[Items from a dataset]
· · ·
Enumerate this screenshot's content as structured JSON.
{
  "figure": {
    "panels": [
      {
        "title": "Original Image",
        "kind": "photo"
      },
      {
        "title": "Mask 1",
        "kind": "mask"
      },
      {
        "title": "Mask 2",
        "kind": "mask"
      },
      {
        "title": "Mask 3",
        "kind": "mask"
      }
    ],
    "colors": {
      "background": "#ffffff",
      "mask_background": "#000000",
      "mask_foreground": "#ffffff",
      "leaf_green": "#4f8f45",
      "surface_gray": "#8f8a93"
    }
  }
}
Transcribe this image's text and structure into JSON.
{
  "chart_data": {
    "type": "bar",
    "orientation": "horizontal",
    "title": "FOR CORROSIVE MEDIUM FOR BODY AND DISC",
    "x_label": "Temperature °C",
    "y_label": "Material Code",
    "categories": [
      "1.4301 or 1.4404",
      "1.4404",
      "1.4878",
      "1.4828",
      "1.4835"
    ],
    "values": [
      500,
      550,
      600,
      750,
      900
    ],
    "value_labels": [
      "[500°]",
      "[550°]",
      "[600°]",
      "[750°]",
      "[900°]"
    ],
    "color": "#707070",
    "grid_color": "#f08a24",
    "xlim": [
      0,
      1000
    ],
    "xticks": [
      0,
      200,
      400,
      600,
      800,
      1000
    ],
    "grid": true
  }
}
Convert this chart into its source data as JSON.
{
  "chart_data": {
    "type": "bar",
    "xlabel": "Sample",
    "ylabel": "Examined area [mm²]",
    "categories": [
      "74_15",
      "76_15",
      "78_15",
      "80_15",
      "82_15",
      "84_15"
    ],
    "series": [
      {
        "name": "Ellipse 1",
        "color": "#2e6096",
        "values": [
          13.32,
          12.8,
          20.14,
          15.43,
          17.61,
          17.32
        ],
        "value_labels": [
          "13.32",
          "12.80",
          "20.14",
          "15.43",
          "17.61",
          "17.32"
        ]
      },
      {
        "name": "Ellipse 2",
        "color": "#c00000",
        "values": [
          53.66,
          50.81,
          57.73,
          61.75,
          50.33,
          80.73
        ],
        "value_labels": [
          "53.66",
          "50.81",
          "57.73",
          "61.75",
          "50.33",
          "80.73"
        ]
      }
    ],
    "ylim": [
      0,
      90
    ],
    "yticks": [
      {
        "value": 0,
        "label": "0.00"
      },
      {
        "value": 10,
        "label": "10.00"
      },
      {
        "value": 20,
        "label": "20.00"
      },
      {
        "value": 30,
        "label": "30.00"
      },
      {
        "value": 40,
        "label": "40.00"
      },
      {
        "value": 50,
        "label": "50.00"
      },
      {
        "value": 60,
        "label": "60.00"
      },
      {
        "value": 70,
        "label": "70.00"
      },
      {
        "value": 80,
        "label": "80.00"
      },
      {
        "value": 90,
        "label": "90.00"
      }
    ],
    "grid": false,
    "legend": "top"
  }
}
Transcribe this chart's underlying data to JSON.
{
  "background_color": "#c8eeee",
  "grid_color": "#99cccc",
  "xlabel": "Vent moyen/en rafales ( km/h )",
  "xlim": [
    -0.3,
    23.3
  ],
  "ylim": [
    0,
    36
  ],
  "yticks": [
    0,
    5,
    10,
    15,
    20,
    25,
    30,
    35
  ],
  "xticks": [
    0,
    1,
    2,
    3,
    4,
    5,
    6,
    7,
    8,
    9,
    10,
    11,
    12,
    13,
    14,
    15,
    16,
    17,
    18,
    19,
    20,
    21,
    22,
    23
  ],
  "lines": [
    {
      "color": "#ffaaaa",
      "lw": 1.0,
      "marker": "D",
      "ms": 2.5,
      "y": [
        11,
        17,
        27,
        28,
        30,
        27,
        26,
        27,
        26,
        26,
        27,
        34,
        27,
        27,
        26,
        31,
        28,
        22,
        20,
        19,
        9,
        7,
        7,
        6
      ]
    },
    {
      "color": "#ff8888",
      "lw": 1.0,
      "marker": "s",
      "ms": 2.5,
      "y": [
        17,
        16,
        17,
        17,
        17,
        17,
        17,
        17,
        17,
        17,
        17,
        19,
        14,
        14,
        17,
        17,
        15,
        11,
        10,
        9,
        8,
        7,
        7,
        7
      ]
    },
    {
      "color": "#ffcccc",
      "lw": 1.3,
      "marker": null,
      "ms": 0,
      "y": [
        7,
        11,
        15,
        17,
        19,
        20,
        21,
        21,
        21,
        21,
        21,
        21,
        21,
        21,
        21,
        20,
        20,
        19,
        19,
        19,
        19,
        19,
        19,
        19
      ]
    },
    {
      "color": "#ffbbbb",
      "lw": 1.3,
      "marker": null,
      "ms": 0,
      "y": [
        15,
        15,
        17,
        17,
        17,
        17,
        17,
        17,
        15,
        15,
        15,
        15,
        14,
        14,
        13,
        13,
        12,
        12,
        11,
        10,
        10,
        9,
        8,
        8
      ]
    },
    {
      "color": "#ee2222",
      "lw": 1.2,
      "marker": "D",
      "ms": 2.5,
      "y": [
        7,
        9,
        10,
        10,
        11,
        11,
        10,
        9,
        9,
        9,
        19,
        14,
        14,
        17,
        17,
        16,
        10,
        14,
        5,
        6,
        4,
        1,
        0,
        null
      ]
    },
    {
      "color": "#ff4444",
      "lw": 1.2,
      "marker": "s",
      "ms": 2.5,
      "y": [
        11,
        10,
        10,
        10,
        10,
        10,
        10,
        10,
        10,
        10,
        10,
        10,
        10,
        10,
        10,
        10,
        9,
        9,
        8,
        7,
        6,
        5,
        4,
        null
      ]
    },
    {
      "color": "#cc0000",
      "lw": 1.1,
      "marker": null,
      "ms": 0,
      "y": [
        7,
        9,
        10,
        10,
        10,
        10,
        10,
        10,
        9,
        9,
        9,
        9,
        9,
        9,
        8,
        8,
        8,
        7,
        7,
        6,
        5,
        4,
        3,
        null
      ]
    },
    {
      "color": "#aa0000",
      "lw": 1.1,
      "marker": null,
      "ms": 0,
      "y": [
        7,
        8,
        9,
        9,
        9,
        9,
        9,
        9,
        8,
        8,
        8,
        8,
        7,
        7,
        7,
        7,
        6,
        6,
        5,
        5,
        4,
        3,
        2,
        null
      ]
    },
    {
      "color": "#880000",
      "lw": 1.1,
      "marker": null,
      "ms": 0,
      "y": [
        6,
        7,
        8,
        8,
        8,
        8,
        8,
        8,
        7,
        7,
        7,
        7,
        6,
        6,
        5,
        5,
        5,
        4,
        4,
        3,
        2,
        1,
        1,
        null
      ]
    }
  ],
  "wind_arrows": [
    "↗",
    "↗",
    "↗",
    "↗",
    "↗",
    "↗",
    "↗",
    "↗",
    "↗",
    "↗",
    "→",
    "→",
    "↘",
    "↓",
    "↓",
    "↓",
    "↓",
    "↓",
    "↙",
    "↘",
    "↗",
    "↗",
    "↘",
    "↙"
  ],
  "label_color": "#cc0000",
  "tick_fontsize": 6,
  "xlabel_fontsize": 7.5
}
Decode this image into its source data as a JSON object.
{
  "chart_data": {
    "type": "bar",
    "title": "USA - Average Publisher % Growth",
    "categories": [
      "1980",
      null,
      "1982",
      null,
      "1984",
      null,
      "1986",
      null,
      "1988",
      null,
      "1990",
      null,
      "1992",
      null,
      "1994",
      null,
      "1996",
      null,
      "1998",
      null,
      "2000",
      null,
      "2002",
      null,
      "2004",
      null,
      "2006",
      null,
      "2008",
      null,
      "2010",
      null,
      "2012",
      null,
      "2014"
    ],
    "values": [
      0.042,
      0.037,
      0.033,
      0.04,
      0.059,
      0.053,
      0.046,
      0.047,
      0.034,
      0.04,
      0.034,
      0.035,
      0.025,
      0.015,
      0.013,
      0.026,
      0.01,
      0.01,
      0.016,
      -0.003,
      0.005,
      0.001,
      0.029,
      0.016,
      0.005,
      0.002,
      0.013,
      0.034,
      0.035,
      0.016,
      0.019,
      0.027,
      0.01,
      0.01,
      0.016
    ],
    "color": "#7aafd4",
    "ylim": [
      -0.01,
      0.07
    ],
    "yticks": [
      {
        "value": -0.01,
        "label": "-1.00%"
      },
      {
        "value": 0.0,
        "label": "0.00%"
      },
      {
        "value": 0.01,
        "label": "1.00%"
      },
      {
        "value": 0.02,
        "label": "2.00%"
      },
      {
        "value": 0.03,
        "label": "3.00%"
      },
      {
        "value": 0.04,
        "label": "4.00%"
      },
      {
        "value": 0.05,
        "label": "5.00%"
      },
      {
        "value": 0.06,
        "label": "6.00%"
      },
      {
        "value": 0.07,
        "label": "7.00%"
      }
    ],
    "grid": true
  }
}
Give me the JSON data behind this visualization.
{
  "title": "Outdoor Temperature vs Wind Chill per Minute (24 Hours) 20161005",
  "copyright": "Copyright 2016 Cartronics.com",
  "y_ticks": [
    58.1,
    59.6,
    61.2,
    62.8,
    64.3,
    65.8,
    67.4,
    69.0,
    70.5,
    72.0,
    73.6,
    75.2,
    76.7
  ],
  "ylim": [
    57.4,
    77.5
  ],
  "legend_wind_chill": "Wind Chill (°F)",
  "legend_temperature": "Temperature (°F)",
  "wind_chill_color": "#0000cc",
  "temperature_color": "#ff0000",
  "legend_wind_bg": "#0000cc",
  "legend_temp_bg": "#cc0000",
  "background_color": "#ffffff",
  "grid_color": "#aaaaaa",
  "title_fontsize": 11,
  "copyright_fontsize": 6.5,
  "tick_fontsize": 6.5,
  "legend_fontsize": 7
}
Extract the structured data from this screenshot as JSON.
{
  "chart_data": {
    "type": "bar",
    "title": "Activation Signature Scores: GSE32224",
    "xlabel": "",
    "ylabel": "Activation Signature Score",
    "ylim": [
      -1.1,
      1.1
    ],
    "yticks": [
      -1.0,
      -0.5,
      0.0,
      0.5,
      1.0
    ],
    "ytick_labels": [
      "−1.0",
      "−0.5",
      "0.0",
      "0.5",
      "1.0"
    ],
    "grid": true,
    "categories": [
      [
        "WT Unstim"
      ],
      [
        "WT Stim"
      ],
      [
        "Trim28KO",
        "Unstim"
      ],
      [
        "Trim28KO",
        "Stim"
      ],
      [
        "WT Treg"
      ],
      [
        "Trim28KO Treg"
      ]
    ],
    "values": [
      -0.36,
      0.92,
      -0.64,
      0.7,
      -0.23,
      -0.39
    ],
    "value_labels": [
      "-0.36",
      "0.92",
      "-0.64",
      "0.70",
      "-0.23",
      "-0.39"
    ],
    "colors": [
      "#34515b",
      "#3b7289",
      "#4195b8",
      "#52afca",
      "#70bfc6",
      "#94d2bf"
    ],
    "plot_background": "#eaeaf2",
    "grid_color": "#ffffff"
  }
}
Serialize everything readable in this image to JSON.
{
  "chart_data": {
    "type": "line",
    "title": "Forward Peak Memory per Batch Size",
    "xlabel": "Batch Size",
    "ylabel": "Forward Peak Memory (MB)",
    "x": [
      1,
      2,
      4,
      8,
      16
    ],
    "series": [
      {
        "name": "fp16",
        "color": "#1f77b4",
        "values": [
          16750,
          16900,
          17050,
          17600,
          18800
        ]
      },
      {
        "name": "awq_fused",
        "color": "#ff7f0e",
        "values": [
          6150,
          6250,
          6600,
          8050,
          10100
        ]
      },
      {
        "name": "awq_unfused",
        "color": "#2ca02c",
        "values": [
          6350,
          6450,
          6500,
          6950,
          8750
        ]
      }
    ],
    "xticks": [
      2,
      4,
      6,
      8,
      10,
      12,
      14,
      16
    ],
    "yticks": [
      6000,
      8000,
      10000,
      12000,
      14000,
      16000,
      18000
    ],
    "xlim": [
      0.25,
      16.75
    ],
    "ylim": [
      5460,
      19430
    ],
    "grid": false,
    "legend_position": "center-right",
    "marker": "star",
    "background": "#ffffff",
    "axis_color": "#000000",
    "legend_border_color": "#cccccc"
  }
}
· · ·
## Goal of the exercise
Report each line in the preceding entries that holds the string "ffffff".

## Response to this task
      "background": "#ffffff",
      "mask_foreground": "#ffffff",
  "background_color": "#ffffff",
    "grid_color": "#ffffff"
    "background": "#ffffff",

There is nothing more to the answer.